> **What is asked**: Omit the pictures, please, and give each record below again exactly.

Figure data in JSON

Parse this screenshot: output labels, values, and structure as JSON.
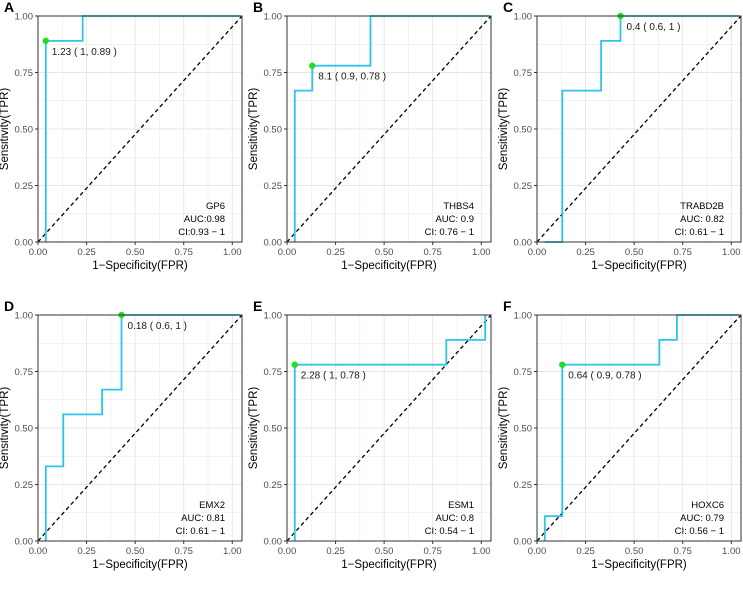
{
  "chart_data": [
    {
      "type": "line",
      "panel_label": "A",
      "xlabel": "1−Specificity(FPR)",
      "ylabel": "Sensitivity(TPR)",
      "xlim": [
        0,
        1.05
      ],
      "ylim": [
        0,
        1
      ],
      "x_ticks": [
        "0.00",
        "0.25",
        "0.50",
        "0.75",
        "1.00"
      ],
      "y_ticks": [
        "0.00",
        "0.25",
        "0.50",
        "0.75",
        "1.00"
      ],
      "grid": true,
      "reference_line": "diagonal dashed",
      "gene": "GP6",
      "auc": "AUC:0.98",
      "ci": "CI:0.93 − 1",
      "roc": [
        [
          0.04,
          0
        ],
        [
          0.04,
          0.89
        ],
        [
          0.23,
          0.89
        ],
        [
          0.23,
          1.0
        ],
        [
          1.04,
          1.0
        ]
      ],
      "threshold_point": [
        0.04,
        0.89
      ],
      "threshold_label": "1.23 ( 1, 0.89 )"
    },
    {
      "type": "line",
      "panel_label": "B",
      "xlabel": "1−Specificity(FPR)",
      "ylabel": "Sensitivity(TPR)",
      "xlim": [
        0,
        1.05
      ],
      "ylim": [
        0,
        1
      ],
      "x_ticks": [
        "0.00",
        "0.25",
        "0.50",
        "0.75",
        "1.00"
      ],
      "y_ticks": [
        "0.00",
        "0.25",
        "0.50",
        "0.75",
        "1.00"
      ],
      "grid": true,
      "reference_line": "diagonal dashed",
      "gene": "THBS4",
      "auc": "AUC: 0.9",
      "ci": "CI: 0.76 − 1",
      "roc": [
        [
          0.04,
          0
        ],
        [
          0.04,
          0.67
        ],
        [
          0.13,
          0.67
        ],
        [
          0.13,
          0.78
        ],
        [
          0.43,
          0.78
        ],
        [
          0.43,
          1.0
        ],
        [
          1.04,
          1.0
        ]
      ],
      "threshold_point": [
        0.13,
        0.78
      ],
      "threshold_label": "8.1 ( 0.9, 0.78 )"
    },
    {
      "type": "line",
      "panel_label": "C",
      "xlabel": "1−Specificity(FPR)",
      "ylabel": "Sensitivity(TPR)",
      "xlim": [
        0,
        1.05
      ],
      "ylim": [
        0,
        1
      ],
      "x_ticks": [
        "0.00",
        "0.25",
        "0.50",
        "0.75",
        "1.00"
      ],
      "y_ticks": [
        "0.00",
        "0.25",
        "0.50",
        "0.75",
        "1.00"
      ],
      "grid": true,
      "reference_line": "diagonal dashed",
      "gene": "TRABD2B",
      "auc": "AUC: 0.82",
      "ci": "CI: 0.61 − 1",
      "roc": [
        [
          0.04,
          0
        ],
        [
          0.13,
          0
        ],
        [
          0.13,
          0.67
        ],
        [
          0.33,
          0.67
        ],
        [
          0.33,
          0.89
        ],
        [
          0.43,
          0.89
        ],
        [
          0.43,
          1.0
        ],
        [
          1.04,
          1.0
        ]
      ],
      "threshold_point": [
        0.43,
        1.0
      ],
      "threshold_label": "0.4 ( 0.6, 1 )"
    },
    {
      "type": "line",
      "panel_label": "D",
      "xlabel": "1−Specificity(FPR)",
      "ylabel": "Sensitivity(TPR)",
      "xlim": [
        0,
        1.05
      ],
      "ylim": [
        0,
        1
      ],
      "x_ticks": [
        "0.00",
        "0.25",
        "0.50",
        "0.75",
        "1.00"
      ],
      "y_ticks": [
        "0.00",
        "0.25",
        "0.50",
        "0.75",
        "1.00"
      ],
      "grid": true,
      "reference_line": "diagonal dashed",
      "gene": "EMX2",
      "auc": "AUC: 0.81",
      "ci": "CI: 0.61 − 1",
      "roc": [
        [
          0.04,
          0
        ],
        [
          0.04,
          0.33
        ],
        [
          0.13,
          0.33
        ],
        [
          0.13,
          0.56
        ],
        [
          0.33,
          0.56
        ],
        [
          0.33,
          0.67
        ],
        [
          0.43,
          0.67
        ],
        [
          0.43,
          1.0
        ],
        [
          1.04,
          1.0
        ]
      ],
      "threshold_point": [
        0.43,
        1.0
      ],
      "threshold_label": "0.18 ( 0.6, 1 )"
    },
    {
      "type": "line",
      "panel_label": "E",
      "xlabel": "1−Specificity(FPR)",
      "ylabel": "Sensitivity(TPR)",
      "xlim": [
        0,
        1.05
      ],
      "ylim": [
        0,
        1
      ],
      "x_ticks": [
        "0.00",
        "0.25",
        "0.50",
        "0.75",
        "1.00"
      ],
      "y_ticks": [
        "0.00",
        "0.25",
        "0.50",
        "0.75",
        "1.00"
      ],
      "grid": true,
      "reference_line": "diagonal dashed",
      "gene": "ESM1",
      "auc": "AUC: 0.8",
      "ci": "CI: 0.54 − 1",
      "roc": [
        [
          0.04,
          0
        ],
        [
          0.04,
          0.78
        ],
        [
          0.82,
          0.78
        ],
        [
          0.82,
          0.89
        ],
        [
          1.02,
          0.89
        ],
        [
          1.02,
          1.0
        ]
      ],
      "threshold_point": [
        0.04,
        0.78
      ],
      "threshold_label": "2.28 ( 1, 0.78 )"
    },
    {
      "type": "line",
      "panel_label": "F",
      "xlabel": "1−Specificity(FPR)",
      "ylabel": "Sensitivity(TPR)",
      "xlim": [
        0,
        1.05
      ],
      "ylim": [
        0,
        1
      ],
      "x_ticks": [
        "0.00",
        "0.25",
        "0.50",
        "0.75",
        "1.00"
      ],
      "y_ticks": [
        "0.00",
        "0.25",
        "0.50",
        "0.75",
        "1.00"
      ],
      "grid": true,
      "reference_line": "diagonal dashed",
      "gene": "HOXC6",
      "auc": "AUC: 0.79",
      "ci": "CI: 0.56 − 1",
      "roc": [
        [
          0.04,
          0
        ],
        [
          0.04,
          0.11
        ],
        [
          0.13,
          0.11
        ],
        [
          0.13,
          0.78
        ],
        [
          0.63,
          0.78
        ],
        [
          0.63,
          0.89
        ],
        [
          0.72,
          0.89
        ],
        [
          0.72,
          1.0
        ],
        [
          1.04,
          1.0
        ]
      ],
      "threshold_point": [
        0.13,
        0.78
      ],
      "threshold_label": "0.64 ( 0.9, 0.78 )"
    }
  ],
  "colors": {
    "roc_line": "#2ec5e8",
    "threshold_point": "#22dd22",
    "reference_line": "#000000",
    "grid": "#e6e6e6",
    "panel_border": "#333333"
  }
}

> **Task output**:
Parse this screenshot: output labels, values, and structure as JSON.
{
  "chart_data": [
    {
      "type": "line",
      "panel_label": "A",
      "xlabel": "1−Specificity(FPR)",
      "ylabel": "Sensitivity(TPR)",
      "xlim": [
        0,
        1.05
      ],
      "ylim": [
        0,
        1
      ],
      "x_ticks": [
        "0.00",
        "0.25",
        "0.50",
        "0.75",
        "1.00"
      ],
      "y_ticks": [
        "0.00",
        "0.25",
        "0.50",
        "0.75",
        "1.00"
      ],
      "grid": true,
      "reference_line": "diagonal dashed",
      "gene": "GP6",
      "auc": "AUC:0.98",
      "ci": "CI:0.93 − 1",
      "roc": [
        [
          0.04,
          0
        ],
        [
          0.04,
          0.89
        ],
        [
          0.23,
          0.89
        ],
        [
          0.23,
          1.0
        ],
        [
          1.04,
          1.0
        ]
      ],
      "threshold_point": [
        0.04,
        0.89
      ],
      "threshold_label": "1.23 ( 1, 0.89 )"
    },
    {
      "type": "line",
      "panel_label": "B",
      "xlabel": "1−Specificity(FPR)",
      "ylabel": "Sensitivity(TPR)",
      "xlim": [
        0,
        1.05
      ],
      "ylim": [
        0,
        1
      ],
      "x_ticks": [
        "0.00",
        "0.25",
        "0.50",
        "0.75",
        "1.00"
      ],
      "y_ticks": [
        "0.00",
        "0.25",
        "0.50",
        "0.75",
        "1.00"
      ],
      "grid": true,
      "reference_line": "diagonal dashed",
      "gene": "THBS4",
      "auc": "AUC: 0.9",
      "ci": "CI: 0.76 − 1",
      "roc": [
        [
          0.04,
          0
        ],
        [
          0.04,
          0.67
        ],
        [
          0.13,
          0.67
        ],
        [
          0.13,
          0.78
        ],
        [
          0.43,
          0.78
        ],
        [
          0.43,
          1.0
        ],
        [
          1.04,
          1.0
        ]
      ],
      "threshold_point": [
        0.13,
        0.78
      ],
      "threshold_label": "8.1 ( 0.9, 0.78 )"
    },
    {
      "type": "line",
      "panel_label": "C",
      "xlabel": "1−Specificity(FPR)",
      "ylabel": "Sensitivity(TPR)",
      "xlim": [
        0,
        1.05
      ],
      "ylim": [
        0,
        1
      ],
      "x_ticks": [
        "0.00",
        "0.25",
        "0.50",
        "0.75",
        "1.00"
      ],
      "y_ticks": [
        "0.00",
        "0.25",
        "0.50",
        "0.75",
        "1.00"
      ],
      "grid": true,
      "reference_line": "diagonal dashed",
      "gene": "TRABD2B",
      "auc": "AUC: 0.82",
      "ci": "CI: 0.61 − 1",
      "roc": [
        [
          0.04,
          0
        ],
        [
          0.13,
          0
        ],
        [
          0.13,
          0.67
        ],
        [
          0.33,
          0.67
        ],
        [
          0.33,
          0.89
        ],
        [
          0.43,
          0.89
        ],
        [
          0.43,
          1.0
        ],
        [
          1.04,
          1.0
        ]
      ],
      "threshold_point": [
        0.43,
        1.0
      ],
      "threshold_label": "0.4 ( 0.6, 1 )"
    },
    {
      "type": "line",
      "panel_label": "D",
      "xlabel": "1−Specificity(FPR)",
      "ylabel": "Sensitivity(TPR)",
      "xlim": [
        0,
        1.05
      ],
      "ylim": [
        0,
        1
      ],
      "x_ticks": [
        "0.00",
        "0.25",
        "0.50",
        "0.75",
        "1.00"
      ],
      "y_ticks": [
        "0.00",
        "0.25",
        "0.50",
        "0.75",
        "1.00"
      ],
      "grid": true,
      "reference_line": "diagonal dashed",
      "gene": "EMX2",
      "auc": "AUC: 0.81",
      "ci": "CI: 0.61 − 1",
      "roc": [
        [
          0.04,
          0
        ],
        [
          0.04,
          0.33
        ],
        [
          0.13,
          0.33
        ],
        [
          0.13,
          0.56
        ],
        [
          0.33,
          0.56
        ],
        [
          0.33,
          0.67
        ],
        [
          0.43,
          0.67
        ],
        [
          0.43,
          1.0
        ],
        [
          1.04,
          1.0
        ]
      ],
      "threshold_point": [
        0.43,
        1.0
      ],
      "threshold_label": "0.18 ( 0.6, 1 )"
    },
    {
      "type": "line",
      "panel_label": "E",
      "xlabel": "1−Specificity(FPR)",
      "ylabel": "Sensitivity(TPR)",
      "xlim": [
        0,
        1.05
      ],
      "ylim": [
        0,
        1
      ],
      "x_ticks": [
        "0.00",
        "0.25",
        "0.50",
        "0.75",
        "1.00"
      ],
      "y_ticks": [
        "0.00",
        "0.25",
        "0.50",
        "0.75",
        "1.00"
      ],
      "grid": true,
      "reference_line": "diagonal dashed",
      "gene": "ESM1",
      "auc": "AUC: 0.8",
      "ci": "CI: 0.54 − 1",
      "roc": [
        [
          0.04,
          0
        ],
        [
          0.04,
          0.78
        ],
        [
          0.82,
          0.78
        ],
        [
          0.82,
          0.89
        ],
        [
          1.02,
          0.89
        ],
        [
          1.02,
          1.0
        ]
      ],
      "threshold_point": [
        0.04,
        0.78
      ],
      "threshold_label": "2.28 ( 1, 0.78 )"
    },
    {
      "type": "line",
      "panel_label": "F",
      "xlabel": "1−Specificity(FPR)",
      "ylabel": "Sensitivity(TPR)",
      "xlim": [
        0,
        1.05
      ],
      "ylim": [
        0,
        1
      ],
      "x_ticks": [
        "0.00",
        "0.25",
        "0.50",
        "0.75",
        "1.00"
      ],
      "y_ticks": [
        "0.00",
        "0.25",
        "0.50",
        "0.75",
        "1.00"
      ],
      "grid": true,
      "reference_line": "diagonal dashed",
      "gene": "HOXC6",
      "auc": "AUC: 0.79",
      "ci": "CI: 0.56 − 1",
      "roc": [
        [
          0.04,
          0
        ],
        [
          0.04,
          0.11
        ],
        [
          0.13,
          0.11
        ],
        [
          0.13,
          0.78
        ],
        [
          0.63,
          0.78
        ],
        [
          0.63,
          0.89
        ],
        [
          0.72,
          0.89
        ],
        [
          0.72,
          1.0
        ],
        [
          1.04,
          1.0
        ]
      ],
      "threshold_point": [
        0.13,
        0.78
      ],
      "threshold_label": "0.64 ( 0.9, 0.78 )"
    }
  ],
  "colors": {
    "roc_line": "#2ec5e8",
    "threshold_point": "#22dd22",
    "reference_line": "#000000",
    "grid": "#e6e6e6",
    "panel_border": "#333333"
  }
}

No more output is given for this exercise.